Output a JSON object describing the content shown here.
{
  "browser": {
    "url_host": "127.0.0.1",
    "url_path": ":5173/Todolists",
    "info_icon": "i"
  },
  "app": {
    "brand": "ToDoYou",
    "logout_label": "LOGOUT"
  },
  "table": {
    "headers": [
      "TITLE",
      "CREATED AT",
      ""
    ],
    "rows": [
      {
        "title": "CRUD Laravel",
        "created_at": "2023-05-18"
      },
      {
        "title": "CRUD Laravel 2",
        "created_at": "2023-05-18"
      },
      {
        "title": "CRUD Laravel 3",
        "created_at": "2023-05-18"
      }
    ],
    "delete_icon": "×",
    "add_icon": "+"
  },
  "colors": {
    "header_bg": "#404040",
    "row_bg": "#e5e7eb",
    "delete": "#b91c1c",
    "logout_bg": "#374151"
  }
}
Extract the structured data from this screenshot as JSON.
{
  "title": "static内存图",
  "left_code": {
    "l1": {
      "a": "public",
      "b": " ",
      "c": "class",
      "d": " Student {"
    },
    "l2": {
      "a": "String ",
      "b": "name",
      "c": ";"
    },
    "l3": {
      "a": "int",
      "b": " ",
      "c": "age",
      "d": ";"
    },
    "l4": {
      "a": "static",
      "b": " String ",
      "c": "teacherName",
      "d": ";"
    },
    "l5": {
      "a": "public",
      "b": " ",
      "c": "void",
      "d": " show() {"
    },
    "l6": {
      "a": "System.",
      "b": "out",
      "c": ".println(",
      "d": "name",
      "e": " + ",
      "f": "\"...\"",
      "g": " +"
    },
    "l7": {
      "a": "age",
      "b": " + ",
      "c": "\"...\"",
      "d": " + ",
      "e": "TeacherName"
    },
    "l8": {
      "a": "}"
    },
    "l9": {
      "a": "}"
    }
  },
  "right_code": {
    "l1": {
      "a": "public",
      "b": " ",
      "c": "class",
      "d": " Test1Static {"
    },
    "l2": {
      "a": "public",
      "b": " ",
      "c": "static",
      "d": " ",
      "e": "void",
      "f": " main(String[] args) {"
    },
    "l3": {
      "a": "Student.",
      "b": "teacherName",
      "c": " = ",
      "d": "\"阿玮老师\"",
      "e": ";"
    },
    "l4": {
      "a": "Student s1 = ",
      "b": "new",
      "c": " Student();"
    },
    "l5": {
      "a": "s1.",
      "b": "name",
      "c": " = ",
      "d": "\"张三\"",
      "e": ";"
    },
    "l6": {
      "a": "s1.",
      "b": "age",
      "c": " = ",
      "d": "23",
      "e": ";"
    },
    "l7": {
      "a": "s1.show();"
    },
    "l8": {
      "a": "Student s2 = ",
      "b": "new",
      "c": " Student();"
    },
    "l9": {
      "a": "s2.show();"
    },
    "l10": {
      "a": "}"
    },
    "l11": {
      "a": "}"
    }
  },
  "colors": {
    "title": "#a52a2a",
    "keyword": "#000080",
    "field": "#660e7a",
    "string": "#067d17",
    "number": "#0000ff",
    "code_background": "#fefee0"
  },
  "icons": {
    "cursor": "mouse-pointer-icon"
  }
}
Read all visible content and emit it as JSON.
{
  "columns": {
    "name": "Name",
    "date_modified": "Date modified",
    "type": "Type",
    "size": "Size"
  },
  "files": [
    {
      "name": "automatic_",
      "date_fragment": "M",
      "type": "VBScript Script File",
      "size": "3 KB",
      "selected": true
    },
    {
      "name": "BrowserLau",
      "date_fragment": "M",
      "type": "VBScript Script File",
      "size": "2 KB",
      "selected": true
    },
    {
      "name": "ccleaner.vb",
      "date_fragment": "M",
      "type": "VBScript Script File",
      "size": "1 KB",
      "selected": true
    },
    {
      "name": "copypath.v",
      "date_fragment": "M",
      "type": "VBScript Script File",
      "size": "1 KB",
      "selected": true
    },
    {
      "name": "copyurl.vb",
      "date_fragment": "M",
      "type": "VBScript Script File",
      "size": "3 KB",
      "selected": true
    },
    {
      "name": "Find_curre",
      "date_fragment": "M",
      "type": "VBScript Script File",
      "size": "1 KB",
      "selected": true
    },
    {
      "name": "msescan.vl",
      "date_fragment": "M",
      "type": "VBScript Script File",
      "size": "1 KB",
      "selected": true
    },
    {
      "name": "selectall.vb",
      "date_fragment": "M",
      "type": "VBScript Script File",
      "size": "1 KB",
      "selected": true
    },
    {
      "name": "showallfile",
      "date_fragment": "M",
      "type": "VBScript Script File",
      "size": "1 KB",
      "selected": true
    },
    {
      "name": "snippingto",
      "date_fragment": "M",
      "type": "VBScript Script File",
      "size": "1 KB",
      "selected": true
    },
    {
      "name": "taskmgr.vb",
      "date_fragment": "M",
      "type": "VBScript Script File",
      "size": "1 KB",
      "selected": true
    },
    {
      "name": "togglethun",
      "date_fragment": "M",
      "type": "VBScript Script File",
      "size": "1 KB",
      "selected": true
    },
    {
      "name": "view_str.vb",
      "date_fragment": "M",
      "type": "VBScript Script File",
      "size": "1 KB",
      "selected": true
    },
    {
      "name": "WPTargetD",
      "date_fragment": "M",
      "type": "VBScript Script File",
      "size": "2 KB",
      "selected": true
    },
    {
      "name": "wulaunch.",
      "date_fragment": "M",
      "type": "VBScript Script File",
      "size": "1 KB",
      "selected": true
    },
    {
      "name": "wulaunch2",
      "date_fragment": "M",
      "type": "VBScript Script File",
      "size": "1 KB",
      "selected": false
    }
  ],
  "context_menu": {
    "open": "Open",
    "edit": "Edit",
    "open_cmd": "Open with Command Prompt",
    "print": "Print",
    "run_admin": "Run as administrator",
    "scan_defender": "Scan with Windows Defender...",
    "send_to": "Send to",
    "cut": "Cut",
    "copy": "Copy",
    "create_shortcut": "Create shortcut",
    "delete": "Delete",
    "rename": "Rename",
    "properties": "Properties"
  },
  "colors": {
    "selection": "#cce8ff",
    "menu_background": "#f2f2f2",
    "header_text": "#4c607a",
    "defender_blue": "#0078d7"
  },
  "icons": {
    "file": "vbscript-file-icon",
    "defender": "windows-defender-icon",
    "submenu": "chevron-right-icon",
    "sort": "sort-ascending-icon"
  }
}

= = =

WHAT IS ASKED –
Send back every record, precisely as written.

SOLUTION TO THIS PROBLEM –
Output a JSON object describing the content shown here.
{
  "browser": {
    "url_host": "127.0.0.1",
    "url_path": ":5173/Todolists",
    "info_icon": "i"
  },
  "app": {
    "brand": "ToDoYou",
    "logout_label": "LOGOUT"
  },
  "table": {
    "headers": [
      "TITLE",
      "CREATED AT",
      ""
    ],
    "rows": [
      {
        "title": "CRUD Laravel",
        "created_at": "2023-05-18"
      },
      {
        "title": "CRUD Laravel 2",
        "created_at": "2023-05-18"
      },
      {
        "title": "CRUD Laravel 3",
        "created_at": "2023-05-18"
      }
    ],
    "delete_icon": "×",
    "add_icon": "+"
  },
  "colors": {
    "header_bg": "#404040",
    "row_bg": "#e5e7eb",
    "delete": "#b91c1c",
    "logout_bg": "#374151"
  }
}
Extract the structured data from this screenshot as JSON.
{
  "title": "static内存图",
  "left_code": {
    "l1": {
      "a": "public",
      "b": " ",
      "c": "class",
      "d": " Student {"
    },
    "l2": {
      "a": "String ",
      "b": "name",
      "c": ";"
    },
    "l3": {
      "a": "int",
      "b": " ",
      "c": "age",
      "d": ";"
    },
    "l4": {
      "a": "static",
      "b": " String ",
      "c": "teacherName",
      "d": ";"
    },
    "l5": {
      "a": "public",
      "b": " ",
      "c": "void",
      "d": " show() {"
    },
    "l6": {
      "a": "System.",
      "b": "out",
      "c": ".println(",
      "d": "name",
      "e": " + ",
      "f": "\"...\"",
      "g": " +"
    },
    "l7": {
      "a": "age",
      "b": " + ",
      "c": "\"...\"",
      "d": " + ",
      "e": "TeacherName"
    },
    "l8": {
      "a": "}"
    },
    "l9": {
      "a": "}"
    }
  },
  "right_code": {
    "l1": {
      "a": "public",
      "b": " ",
      "c": "class",
      "d": " Test1Static {"
    },
    "l2": {
      "a": "public",
      "b": " ",
      "c": "static",
      "d": " ",
      "e": "void",
      "f": " main(String[] args) {"
    },
    "l3": {
      "a": "Student.",
      "b": "teacherName",
      "c": " = ",
      "d": "\"阿玮老师\"",
      "e": ";"
    },
    "l4": {
      "a": "Student s1 = ",
      "b": "new",
      "c": " Student();"
    },
    "l5": {
      "a": "s1.",
      "b": "name",
      "c": " = ",
      "d": "\"张三\"",
      "e": ";"
    },
    "l6": {
      "a": "s1.",
      "b": "age",
      "c": " = ",
      "d": "23",
      "e": ";"
    },
    "l7": {
      "a": "s1.show();"
    },
    "l8": {
      "a": "Student s2 = ",
      "b": "new",
      "c": " Student();"
    },
    "l9": {
      "a": "s2.show();"
    },
    "l10": {
      "a": "}"
    },
    "l11": {
      "a": "}"
    }
  },
  "colors": {
    "title": "#a52a2a",
    "keyword": "#000080",
    "field": "#660e7a",
    "string": "#067d17",
    "number": "#0000ff",
    "code_background": "#fefee0"
  },
  "icons": {
    "cursor": "mouse-pointer-icon"
  }
}
Read all visible content and emit it as JSON.
{
  "columns": {
    "name": "Name",
    "date_modified": "Date modified",
    "type": "Type",
    "size": "Size"
  },
  "files": [
    {
      "name": "automatic_",
      "date_fragment": "M",
      "type": "VBScript Script File",
      "size": "3 KB",
      "selected": true
    },
    {
      "name": "BrowserLau",
      "date_fragment": "M",
      "type": "VBScript Script File",
      "size": "2 KB",
      "selected": true
    },
    {
      "name": "ccleaner.vb",
      "date_fragment": "M",
      "type": "VBScript Script File",
      "size": "1 KB",
      "selected": true
    },
    {
      "name": "copypath.v",
      "date_fragment": "M",
      "type": "VBScript Script File",
      "size": "1 KB",
      "selected": true
    },
    {
      "name": "copyurl.vb",
      "date_fragment": "M",
      "type": "VBScript Script File",
      "size": "3 KB",
      "selected": true
    },
    {
      "name": "Find_curre",
      "date_fragment": "M",
      "type": "VBScript Script File",
      "size": "1 KB",
      "selected": true
    },
    {
      "name": "msescan.vl",
      "date_fragment": "M",
      "type": "VBScript Script File",
      "size": "1 KB",
      "selected": true
    },
    {
      "name": "selectall.vb",
      "date_fragment": "M",
      "type": "VBScript Script File",
      "size": "1 KB",
      "selected": true
    },
    {
      "name": "showallfile",
      "date_fragment": "M",
      "type": "VBScript Script File",
      "size": "1 KB",
      "selected": true
    },
    {
      "name": "snippingto",
      "date_fragment": "M",
      "type": "VBScript Script File",
      "size": "1 KB",
      "selected": true
    },
    {
      "name": "taskmgr.vb",
      "date_fragment": "M",
      "type": "VBScript Script File",
      "size": "1 KB",
      "selected": true
    },
    {
      "name": "togglethun",
      "date_fragment": "M",
      "type": "VBScript Script File",
      "size": "1 KB",
      "selected": true
    },
    {
      "name": "view_str.vb",
      "date_fragment": "M",
      "type": "VBScript Script File",
      "size": "1 KB",
      "selected": true
    },
    {
      "name": "WPTargetD",
      "date_fragment": "M",
      "type": "VBScript Script File",
      "size": "2 KB",
      "selected": true
    },
    {
      "name": "wulaunch.",
      "date_fragment": "M",
      "type": "VBScript Script File",
      "size": "1 KB",
      "selected": true
    },
    {
      "name": "wulaunch2",
      "date_fragment": "M",
      "type": "VBScript Script File",
      "size": "1 KB",
      "selected": false
    }
  ],
  "context_menu": {
    "open": "Open",
    "edit": "Edit",
    "open_cmd": "Open with Command Prompt",
    "print": "Print",
    "run_admin": "Run as administrator",
    "scan_defender": "Scan with Windows Defender...",
    "send_to": "Send to",
    "cut": "Cut",
    "copy": "Copy",
    "create_shortcut": "Create shortcut",
    "delete": "Delete",
    "rename": "Rename",
    "properties": "Properties"
  },
  "colors": {
    "selection": "#cce8ff",
    "menu_background": "#f2f2f2",
    "header_text": "#4c607a",
    "defender_blue": "#0078d7"
  },
  "icons": {
    "file": "vbscript-file-icon",
    "defender": "windows-defender-icon",
    "submenu": "chevron-right-icon",
    "sort": "sort-ascending-icon"
  }
}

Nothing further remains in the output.